[EXERCISE DESCRIPTION] The entries below are to be transcribed in full, without their images.

------------------------------

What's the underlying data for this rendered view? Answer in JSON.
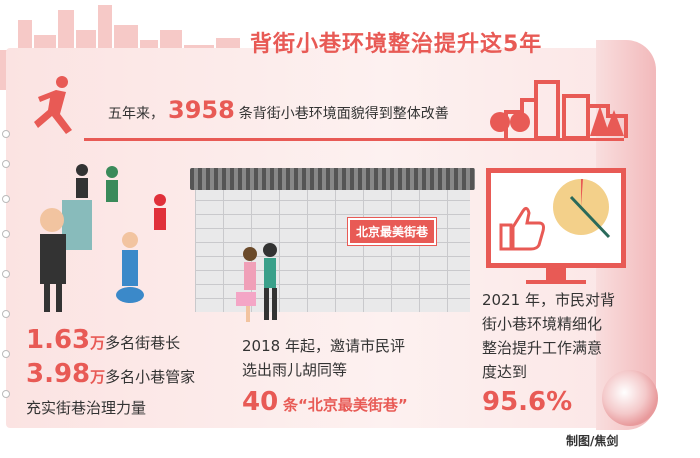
{
  "title": "背街小巷环境整治提升这5年",
  "lead": {
    "prefix": "五年来，",
    "number": "3958",
    "suffix": "条背街小巷环境面貌得到整体改善"
  },
  "left": {
    "n1": "1.63",
    "u1": "万",
    "t1": "多名街巷长",
    "n2": "3.98",
    "u2": "万",
    "t2": "多名小巷管家",
    "t3": "充实街巷治理力量"
  },
  "middle": {
    "sign": "北京最美街巷",
    "l1": "2018 年起，邀请市民评",
    "l2": "选出雨儿胡同等",
    "n": "40",
    "t": "条“北京最美街巷”"
  },
  "right": {
    "l1": "2021 年，市民对背",
    "l2": "街小巷环境精细化",
    "l3": "整治提升工作满意",
    "l4": "度达到",
    "n": "95.6%",
    "satisfaction_percent": 95.6
  },
  "credit": "制图/焦剑",
  "colors": {
    "accent": "#e85a55",
    "background": "#fbe9e8"
  }
}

------------------------------

[OUTPUT OF THE TASK]
What's the underlying data for this rendered view? Answer in JSON.
{
  "title": "背街小巷环境整治提升这5年",
  "lead": {
    "prefix": "五年来，",
    "number": "3958",
    "suffix": "条背街小巷环境面貌得到整体改善"
  },
  "left": {
    "n1": "1.63",
    "u1": "万",
    "t1": "多名街巷长",
    "n2": "3.98",
    "u2": "万",
    "t2": "多名小巷管家",
    "t3": "充实街巷治理力量"
  },
  "middle": {
    "sign": "北京最美街巷",
    "l1": "2018 年起，邀请市民评",
    "l2": "选出雨儿胡同等",
    "n": "40",
    "t": "条“北京最美街巷”"
  },
  "right": {
    "l1": "2021 年，市民对背",
    "l2": "街小巷环境精细化",
    "l3": "整治提升工作满意",
    "l4": "度达到",
    "n": "95.6%",
    "satisfaction_percent": 95.6
  },
  "credit": "制图/焦剑",
  "colors": {
    "accent": "#e85a55",
    "background": "#fbe9e8"
  }
}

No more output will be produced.